Provided passage:

::::

Case ID: pr_32/html/0702-01.html
Source: Caselaw Access Project
Author: {"author": "\n      Me. Justice Featstco Soto", "license": "Public Domain", "url": "https://static.case.law/"}
Date Created: 2024-08-24T03:29:51.129683

Caballero, Appellant, v. Registrar of Caguas, Respondent.
    Appeal from a Decision of the Registrar of Property Refusing to Record an Agricultural Loan and Mortgage.
    No. 581.
    Decided February 15, 1924.
    Conjugal Partnership Property — Mortgage — Growing Chops ■— Consent of Wife — Agricultural Loan. — In order that an agricultural loan secured by growing crops on ganancial property may be recorded the express consent of the wife is necessary and it is not sufficiently supplied by the mere faet that she appears before the notary and states that she accepts and ratifies it.
    The facts are stated in the opinion.
    
      Mr. R. Arce, for the appellant.
    The respondent appeared by brief.
   Me. Justice Featstco Soto

delivered the opinion of the court.

::::

Collected data entries
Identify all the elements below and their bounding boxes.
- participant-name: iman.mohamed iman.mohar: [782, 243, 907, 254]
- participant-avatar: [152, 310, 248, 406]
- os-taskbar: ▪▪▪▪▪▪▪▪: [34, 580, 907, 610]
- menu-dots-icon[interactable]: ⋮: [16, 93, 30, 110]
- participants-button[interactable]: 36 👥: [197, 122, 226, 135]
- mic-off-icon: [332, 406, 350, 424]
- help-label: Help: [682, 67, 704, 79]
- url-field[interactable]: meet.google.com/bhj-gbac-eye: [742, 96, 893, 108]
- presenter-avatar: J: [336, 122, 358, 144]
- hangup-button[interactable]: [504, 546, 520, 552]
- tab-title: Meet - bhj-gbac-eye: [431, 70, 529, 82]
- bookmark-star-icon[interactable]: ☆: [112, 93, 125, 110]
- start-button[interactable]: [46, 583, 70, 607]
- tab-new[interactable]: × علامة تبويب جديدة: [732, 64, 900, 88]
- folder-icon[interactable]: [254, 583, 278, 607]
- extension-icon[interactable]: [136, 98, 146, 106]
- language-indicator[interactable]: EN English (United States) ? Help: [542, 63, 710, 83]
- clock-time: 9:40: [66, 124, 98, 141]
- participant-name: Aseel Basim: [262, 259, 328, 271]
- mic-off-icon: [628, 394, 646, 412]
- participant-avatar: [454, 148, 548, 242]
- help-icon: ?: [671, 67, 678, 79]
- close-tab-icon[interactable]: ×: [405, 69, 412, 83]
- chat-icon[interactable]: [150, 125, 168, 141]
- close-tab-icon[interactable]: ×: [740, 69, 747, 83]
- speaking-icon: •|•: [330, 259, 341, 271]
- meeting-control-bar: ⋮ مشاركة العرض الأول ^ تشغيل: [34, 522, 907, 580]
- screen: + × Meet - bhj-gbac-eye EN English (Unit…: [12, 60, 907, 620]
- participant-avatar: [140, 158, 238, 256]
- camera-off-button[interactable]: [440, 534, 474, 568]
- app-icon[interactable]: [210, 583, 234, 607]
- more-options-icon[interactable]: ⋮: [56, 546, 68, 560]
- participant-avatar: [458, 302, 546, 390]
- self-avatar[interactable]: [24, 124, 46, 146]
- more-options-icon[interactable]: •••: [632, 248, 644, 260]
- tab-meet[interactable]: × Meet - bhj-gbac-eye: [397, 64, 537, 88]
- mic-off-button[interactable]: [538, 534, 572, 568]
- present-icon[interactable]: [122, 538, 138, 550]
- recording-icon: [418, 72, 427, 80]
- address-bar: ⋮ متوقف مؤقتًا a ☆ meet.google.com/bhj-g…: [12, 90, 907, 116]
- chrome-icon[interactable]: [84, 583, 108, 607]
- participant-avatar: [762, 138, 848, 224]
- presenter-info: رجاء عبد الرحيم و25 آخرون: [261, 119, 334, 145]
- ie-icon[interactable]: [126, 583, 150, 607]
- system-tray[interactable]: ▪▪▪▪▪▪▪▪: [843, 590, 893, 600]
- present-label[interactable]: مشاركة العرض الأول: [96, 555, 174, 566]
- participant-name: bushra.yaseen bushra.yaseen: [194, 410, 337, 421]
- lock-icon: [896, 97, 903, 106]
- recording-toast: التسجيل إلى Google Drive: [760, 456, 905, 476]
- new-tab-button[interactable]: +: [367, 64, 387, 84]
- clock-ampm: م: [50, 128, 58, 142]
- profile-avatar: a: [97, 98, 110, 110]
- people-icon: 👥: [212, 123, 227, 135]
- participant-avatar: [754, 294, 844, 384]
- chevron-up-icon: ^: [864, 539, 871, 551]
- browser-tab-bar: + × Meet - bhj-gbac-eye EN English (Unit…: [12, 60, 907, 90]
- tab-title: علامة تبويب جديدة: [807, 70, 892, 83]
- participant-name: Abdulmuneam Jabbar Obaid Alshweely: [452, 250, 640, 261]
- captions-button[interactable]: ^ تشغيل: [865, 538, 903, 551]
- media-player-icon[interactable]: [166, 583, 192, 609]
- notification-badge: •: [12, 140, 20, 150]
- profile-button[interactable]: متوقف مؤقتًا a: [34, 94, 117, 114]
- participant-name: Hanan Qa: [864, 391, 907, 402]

::::

Check your understanding:
(1) Answer these questions from the Caballero v. Registrar of Caguas case report:
(a) Who appeared for the appellant?
(b) On what date was the case decided?
(c) What case number is given?
(2) Carry the Caballero v. Registrar of Caguas case report forward from its last line with a few sentences that open the court's opinion.
The records have no connection to the Caballero v. Registrar of Caguas case report.

Expected responses:
(1)
(a) Mr. R. Arce
(b) February 15, 1924
(c) No. 581

(2)
Francisco Caballero presented in the registry of property for record in the register of agricultural contracts a deed of agricultural loan and mortgage executed by the spouses Evaristo Sánchez González and Lucía Ayala and mortgaging in favor of Caballero as security for the payment of the loan all of the land planted by the debtor with tobacco in certain properties described in the deed and declared by the Sánchez-Ayala spouses to belong to them.

Its record was denied and the registrar’s deoision is based on the fact that the express consent of the wife is not stated in the deed, as required b3r section 159 of the Civil Code.

The appellant attacks the registrar’s decision from two directions: First, by alleging that the act of the husband in borrowing money to finance the cultivation of the farm properties belonging to the community is clearly an act of management; second, that although the deed does not contain the words of the statute, yet “the express consent was given by the wife as required by the statute,” for she was a party to the deed and in its final paragraph she accepted and ratified the same.

These questions raised by the appellant are not new here and both of them have been considered and decided by this Supreme Court.

In this case the tobacco lands were mortgaged to secure the agricultural loan and as the crops have the character of real property belonging to the community, according to subdivision 2 of section 335 and section 1315 of the Civil Code, the express consent of the wife is indispensable in order that the husband may encumber the growing crops on properties belonging to the conjugal partnership. Fajardo Sugar Co. v. Registrar, 25 P. R. R. 176.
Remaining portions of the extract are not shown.